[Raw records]

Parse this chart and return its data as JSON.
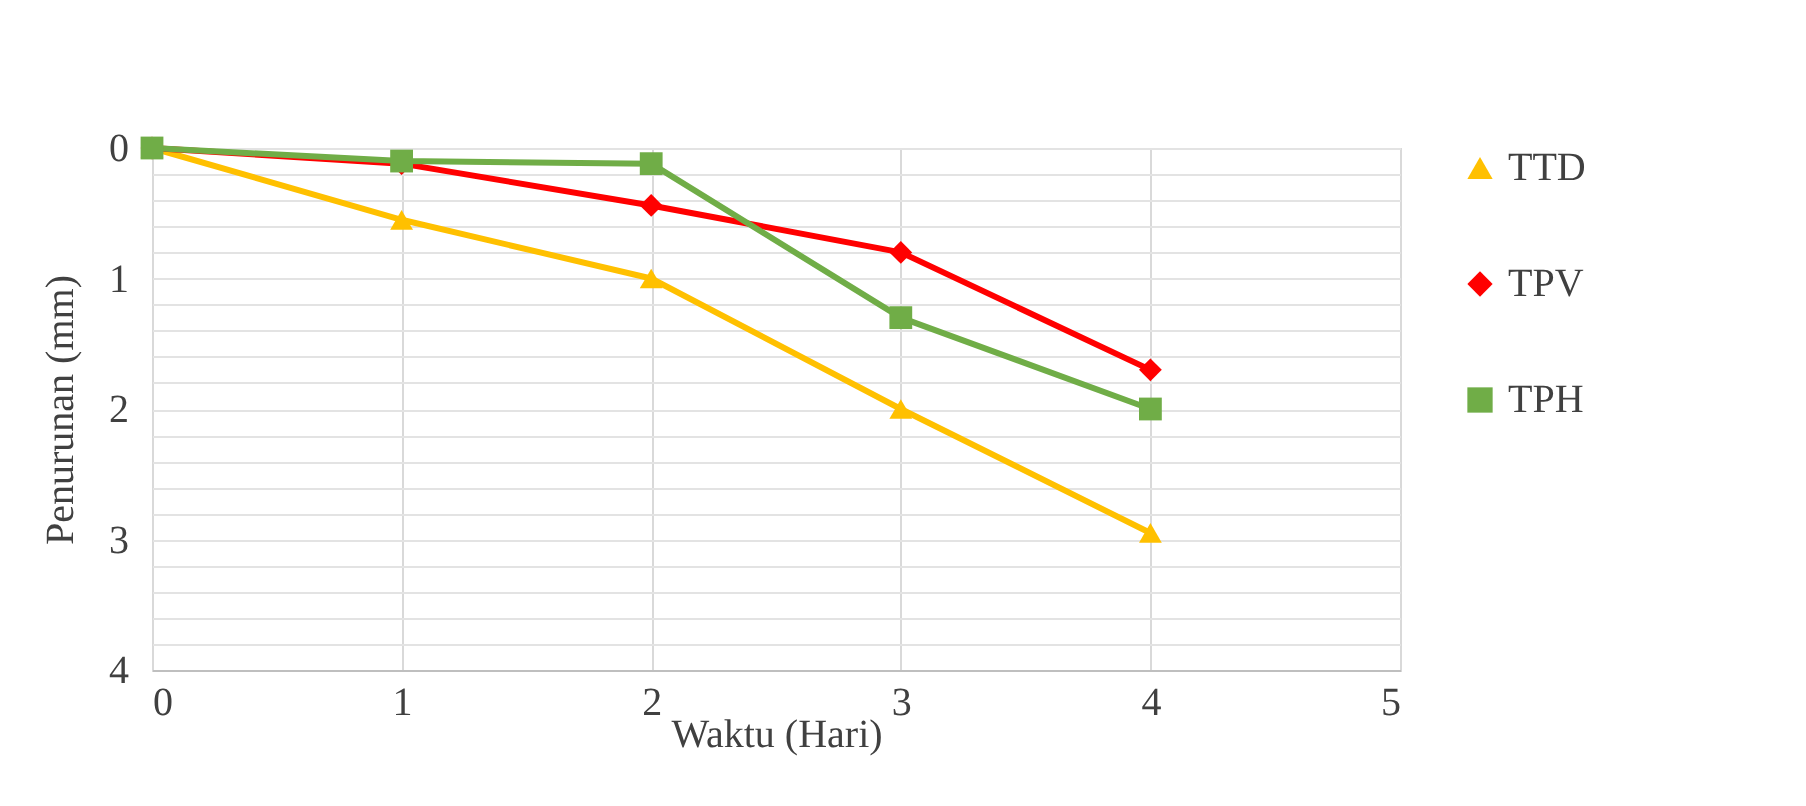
{
  "chart_data": {
    "type": "line",
    "xlabel": "Waktu (Hari)",
    "ylabel": "Penurunan (mm)",
    "x": [
      0,
      1,
      2,
      3,
      4
    ],
    "series": [
      {
        "name": "TTD",
        "color": "#ffc000",
        "marker": "triangle",
        "values": [
          0,
          0.55,
          1.0,
          2.0,
          2.95
        ]
      },
      {
        "name": "TPV",
        "color": "#ff0000",
        "marker": "diamond",
        "values": [
          0,
          0.12,
          0.44,
          0.8,
          1.7
        ]
      },
      {
        "name": "TPH",
        "color": "#70ad47",
        "marker": "square",
        "values": [
          0,
          0.1,
          0.12,
          1.3,
          2.0
        ]
      }
    ],
    "xlim": [
      0,
      5
    ],
    "xticks": [
      0,
      1,
      2,
      3,
      4,
      5
    ],
    "ylim": [
      4,
      0
    ],
    "yticks": [
      0,
      {
        "value": 0.2,
        "label": null
      },
      {
        "value": 0.4,
        "label": null
      },
      {
        "value": 0.6,
        "label": null
      },
      {
        "value": 0.8,
        "label": null
      },
      1,
      {
        "value": 1.2,
        "label": null
      },
      {
        "value": 1.4,
        "label": null
      },
      {
        "value": 1.6,
        "label": null
      },
      {
        "value": 1.8,
        "label": null
      },
      2,
      {
        "value": 2.2,
        "label": null
      },
      {
        "value": 2.4,
        "label": null
      },
      {
        "value": 2.6,
        "label": null
      },
      {
        "value": 2.8,
        "label": null
      },
      3,
      {
        "value": 3.2,
        "label": null
      },
      {
        "value": 3.4,
        "label": null
      },
      {
        "value": 3.6,
        "label": null
      },
      {
        "value": 3.8,
        "label": null
      },
      4
    ],
    "grid": true,
    "legend": "right",
    "line_style": "solid"
  }
}
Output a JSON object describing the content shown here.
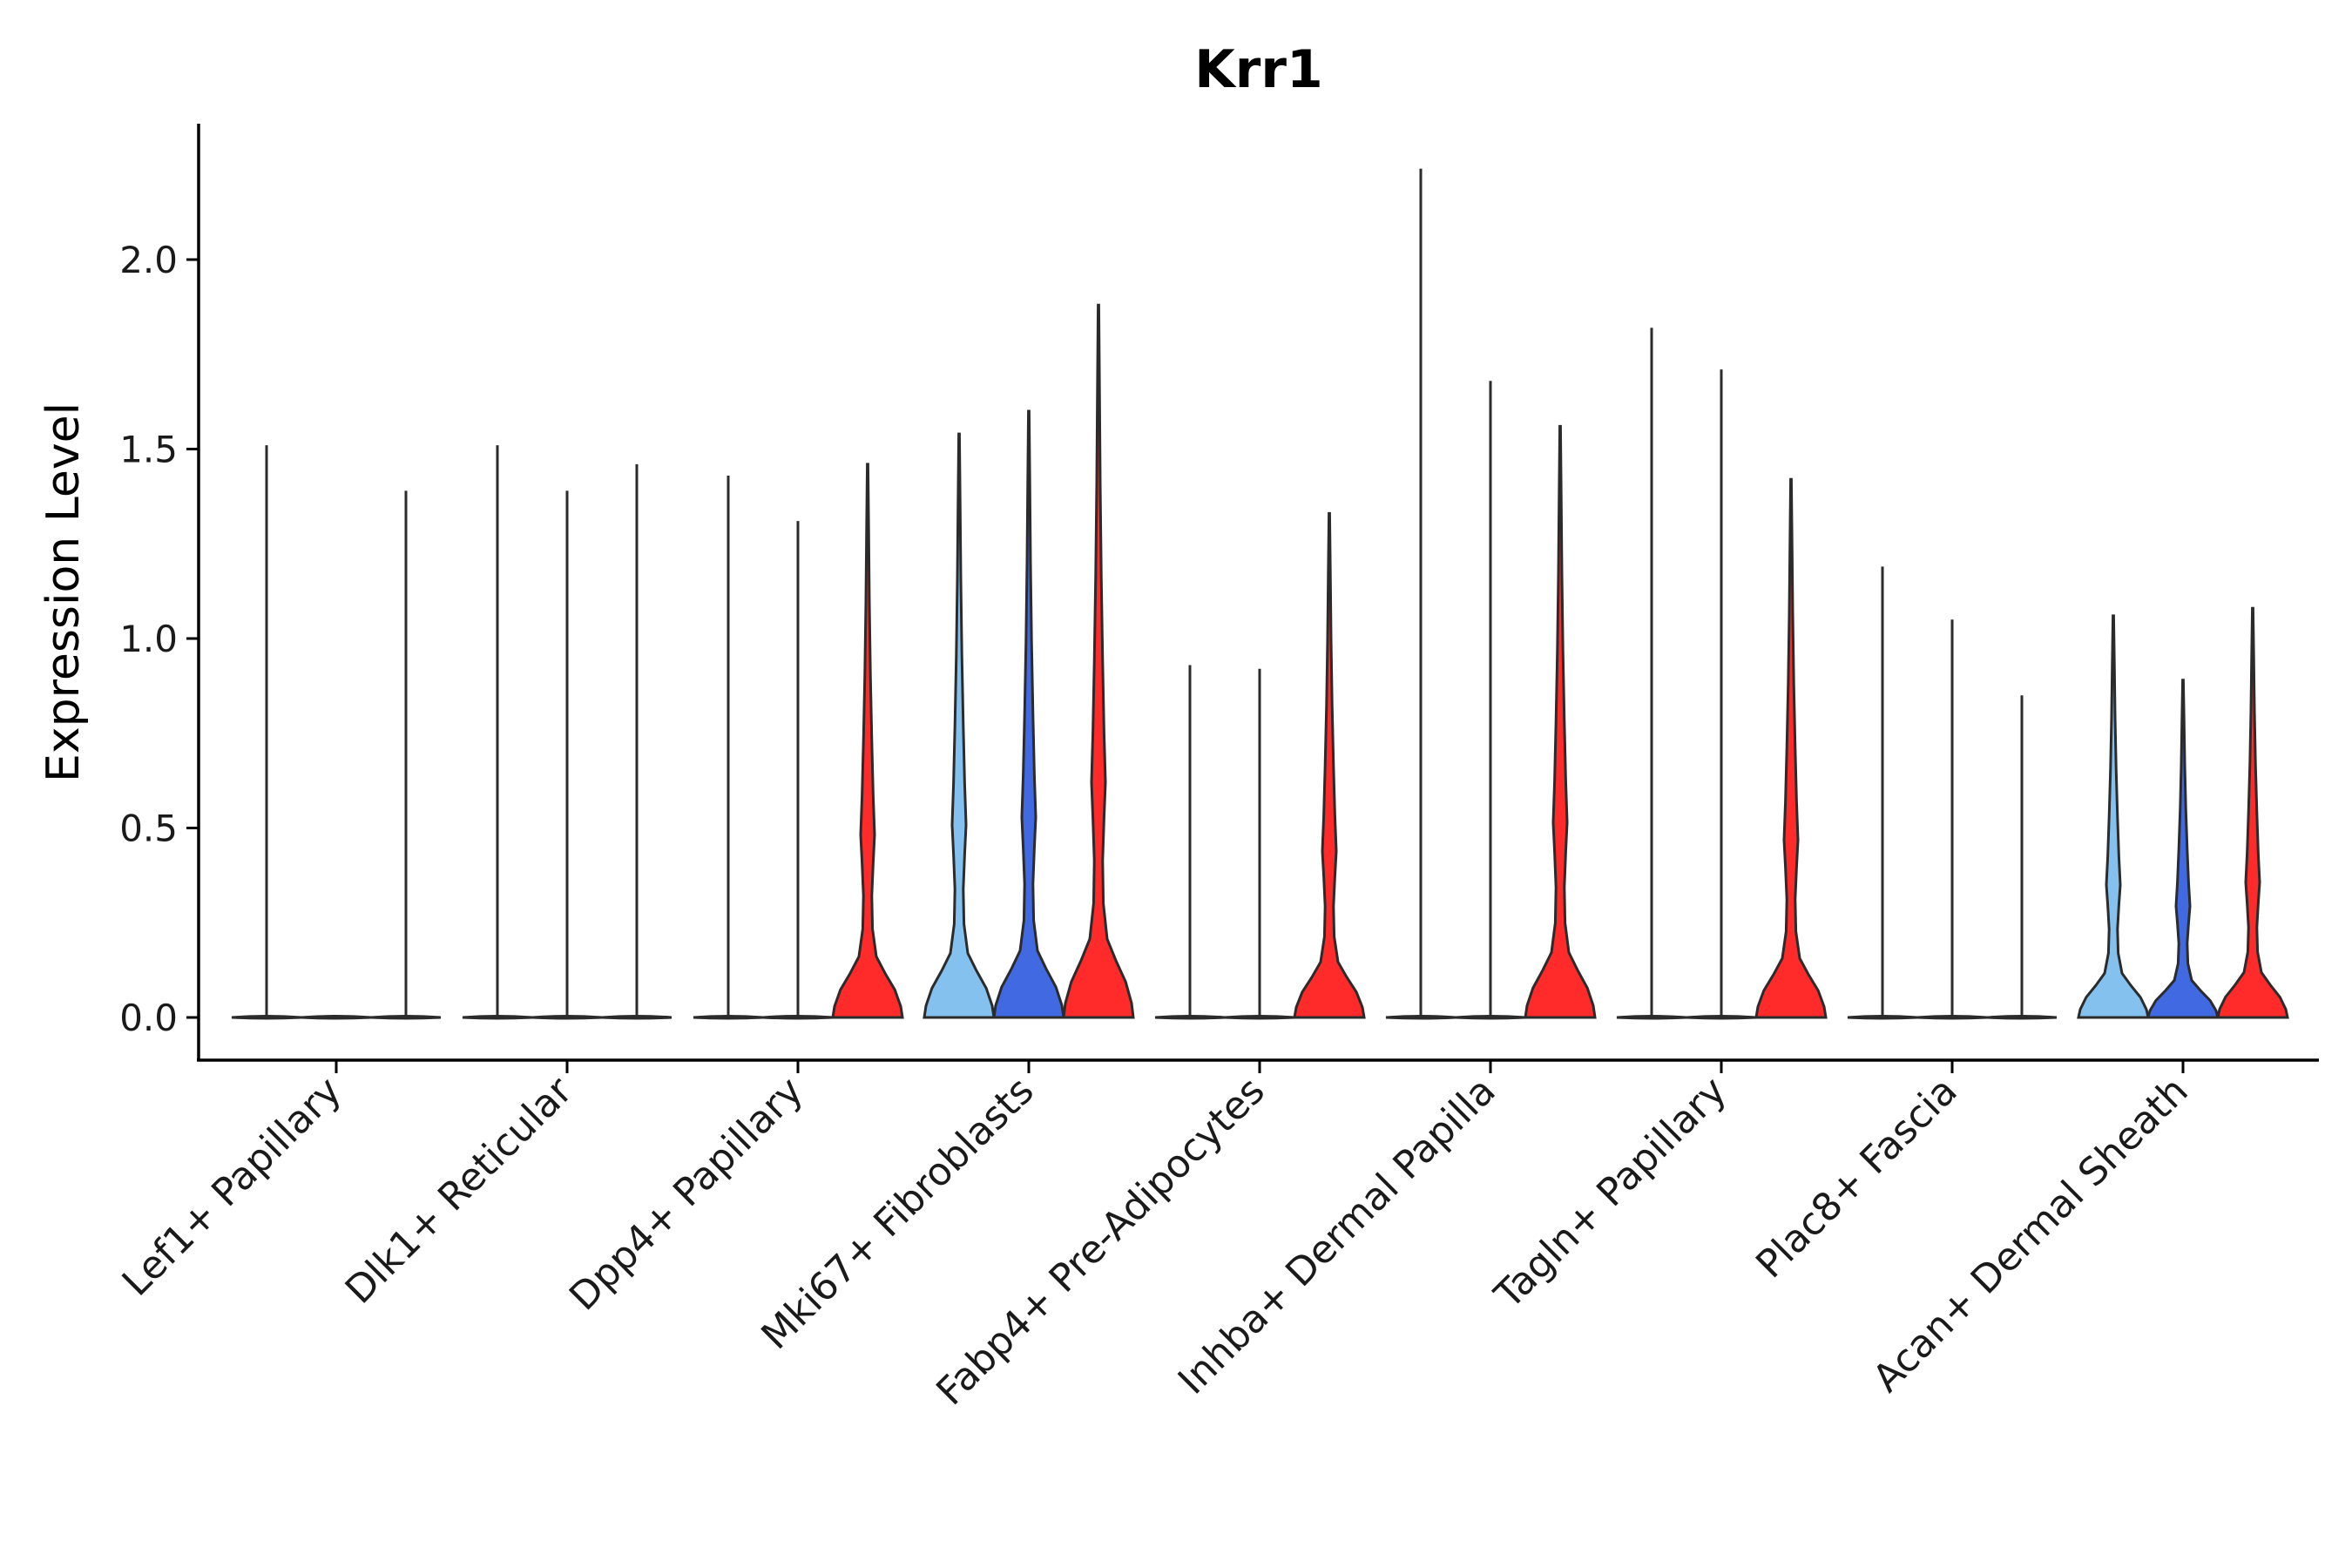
{
  "chart_data": {
    "type": "violin",
    "title": "Krr1",
    "xlabel": "",
    "ylabel": "Expression Level",
    "ylim": [
      -0.11,
      2.35
    ],
    "yticks": [
      0.0,
      0.5,
      1.0,
      1.5,
      2.0
    ],
    "ytick_labels": [
      "0.0",
      "0.5",
      "1.0",
      "1.5",
      "2.0"
    ],
    "group_colors": [
      "#85C1EE",
      "#4169E1",
      "#FF2A2A"
    ],
    "categories": [
      "Lef1+ Papillary",
      "Dlk1+ Reticular",
      "Dpp4+ Papillary",
      "Mki67+ Fibroblasts",
      "Fabp4+ Pre-Adipocytes",
      "Inhba+ Dermal Papilla",
      "Tagln+ Papillary",
      "Plac8+ Fascia",
      "Acan+ Dermal Sheath"
    ],
    "violins": [
      [
        {
          "max": 1.51,
          "mode": "flat"
        },
        {
          "max": 0.0,
          "mode": "flat"
        },
        {
          "max": 1.39,
          "mode": "flat"
        }
      ],
      [
        {
          "max": 1.51,
          "mode": "flat"
        },
        {
          "max": 1.39,
          "mode": "flat"
        },
        {
          "max": 1.46,
          "mode": "flat"
        }
      ],
      [
        {
          "max": 1.43,
          "mode": "flat"
        },
        {
          "max": 1.31,
          "mode": "flat"
        },
        {
          "max": 1.46,
          "mode": "full"
        }
      ],
      [
        {
          "max": 1.54,
          "mode": "full"
        },
        {
          "max": 1.6,
          "mode": "full"
        },
        {
          "max": 1.88,
          "mode": "full"
        }
      ],
      [
        {
          "max": 0.93,
          "mode": "flat"
        },
        {
          "max": 0.92,
          "mode": "flat"
        },
        {
          "max": 1.33,
          "mode": "full"
        }
      ],
      [
        {
          "max": 2.24,
          "mode": "flat"
        },
        {
          "max": 1.68,
          "mode": "flat"
        },
        {
          "max": 1.56,
          "mode": "full"
        }
      ],
      [
        {
          "max": 1.82,
          "mode": "flat"
        },
        {
          "max": 1.71,
          "mode": "flat"
        },
        {
          "max": 1.42,
          "mode": "full"
        }
      ],
      [
        {
          "max": 1.19,
          "mode": "flat"
        },
        {
          "max": 1.05,
          "mode": "flat"
        },
        {
          "max": 0.85,
          "mode": "flat"
        }
      ],
      [
        {
          "max": 1.06,
          "mode": "full"
        },
        {
          "max": 0.89,
          "mode": "full"
        },
        {
          "max": 1.08,
          "mode": "full"
        }
      ]
    ]
  }
}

→ EXERCISE OBJECTIVE
Repeat verbatim all the material, but not the pictures.

→ FULL OUTPUT
Parse this chart and return its data as JSON.
{
  "chart_data": {
    "type": "line",
    "xlabel": "Waktu (Hari)",
    "ylabel": "Penurunan (mm)",
    "x": [
      0,
      1,
      2,
      3,
      4
    ],
    "series": [
      {
        "name": "TTD",
        "color": "#ffc000",
        "marker": "triangle",
        "values": [
          0,
          0.55,
          1.0,
          2.0,
          2.95
        ]
      },
      {
        "name": "TPV",
        "color": "#ff0000",
        "marker": "diamond",
        "values": [
          0,
          0.12,
          0.44,
          0.8,
          1.7
        ]
      },
      {
        "name": "TPH",
        "color": "#70ad47",
        "marker": "square",
        "values": [
          0,
          0.1,
          0.12,
          1.3,
          2.0
        ]
      }
    ],
    "xlim": [
      0,
      5
    ],
    "xticks": [
      0,
      1,
      2,
      3,
      4,
      5
    ],
    "ylim": [
      4,
      0
    ],
    "yticks": [
      0,
      {
        "value": 0.2,
        "label": null
      },
      {
        "value": 0.4,
        "label": null
      },
      {
        "value": 0.6,
        "label": null
      },
      {
        "value": 0.8,
        "label": null
      },
      1,
      {
        "value": 1.2,
        "label": null
      },
      {
        "value": 1.4,
        "label": null
      },
      {
        "value": 1.6,
        "label": null
      },
      {
        "value": 1.8,
        "label": null
      },
      2,
      {
        "value": 2.2,
        "label": null
      },
      {
        "value": 2.4,
        "label": null
      },
      {
        "value": 2.6,
        "label": null
      },
      {
        "value": 2.8,
        "label": null
      },
      3,
      {
        "value": 3.2,
        "label": null
      },
      {
        "value": 3.4,
        "label": null
      },
      {
        "value": 3.6,
        "label": null
      },
      {
        "value": 3.8,
        "label": null
      },
      4
    ],
    "grid": true,
    "legend": "right",
    "line_style": "solid"
  }
}
Output a JSON object describing the content shown here.
{
  "chart_data": {
    "type": "violin",
    "title": "Krr1",
    "xlabel": "",
    "ylabel": "Expression Level",
    "ylim": [
      -0.11,
      2.35
    ],
    "yticks": [
      0.0,
      0.5,
      1.0,
      1.5,
      2.0
    ],
    "ytick_labels": [
      "0.0",
      "0.5",
      "1.0",
      "1.5",
      "2.0"
    ],
    "group_colors": [
      "#85C1EE",
      "#4169E1",
      "#FF2A2A"
    ],
    "categories": [
      "Lef1+ Papillary",
      "Dlk1+ Reticular",
      "Dpp4+ Papillary",
      "Mki67+ Fibroblasts",
      "Fabp4+ Pre-Adipocytes",
      "Inhba+ Dermal Papilla",
      "Tagln+ Papillary",
      "Plac8+ Fascia",
      "Acan+ Dermal Sheath"
    ],
    "violins": [
      [
        {
          "max": 1.51,
          "mode": "flat"
        },
        {
          "max": 0.0,
          "mode": "flat"
        },
        {
          "max": 1.39,
          "mode": "flat"
        }
      ],
      [
        {
          "max": 1.51,
          "mode": "flat"
        },
        {
          "max": 1.39,
          "mode": "flat"
        },
        {
          "max": 1.46,
          "mode": "flat"
        }
      ],
      [
        {
          "max": 1.43,
          "mode": "flat"
        },
        {
          "max": 1.31,
          "mode": "flat"
        },
        {
          "max": 1.46,
          "mode": "full"
        }
      ],
      [
        {
          "max": 1.54,
          "mode": "full"
        },
        {
          "max": 1.6,
          "mode": "full"
        },
        {
          "max": 1.88,
          "mode": "full"
        }
      ],
      [
        {
          "max": 0.93,
          "mode": "flat"
        },
        {
          "max": 0.92,
          "mode": "flat"
        },
        {
          "max": 1.33,
          "mode": "full"
        }
      ],
      [
        {
          "max": 2.24,
          "mode": "flat"
        },
        {
          "max": 1.68,
          "mode": "flat"
        },
        {
          "max": 1.56,
          "mode": "full"
        }
      ],
      [
        {
          "max": 1.82,
          "mode": "flat"
        },
        {
          "max": 1.71,
          "mode": "flat"
        },
        {
          "max": 1.42,
          "mode": "full"
        }
      ],
      [
        {
          "max": 1.19,
          "mode": "flat"
        },
        {
          "max": 1.05,
          "mode": "flat"
        },
        {
          "max": 0.85,
          "mode": "flat"
        }
      ],
      [
        {
          "max": 1.06,
          "mode": "full"
        },
        {
          "max": 0.89,
          "mode": "full"
        },
        {
          "max": 1.08,
          "mode": "full"
        }
      ]
    ]
  }
}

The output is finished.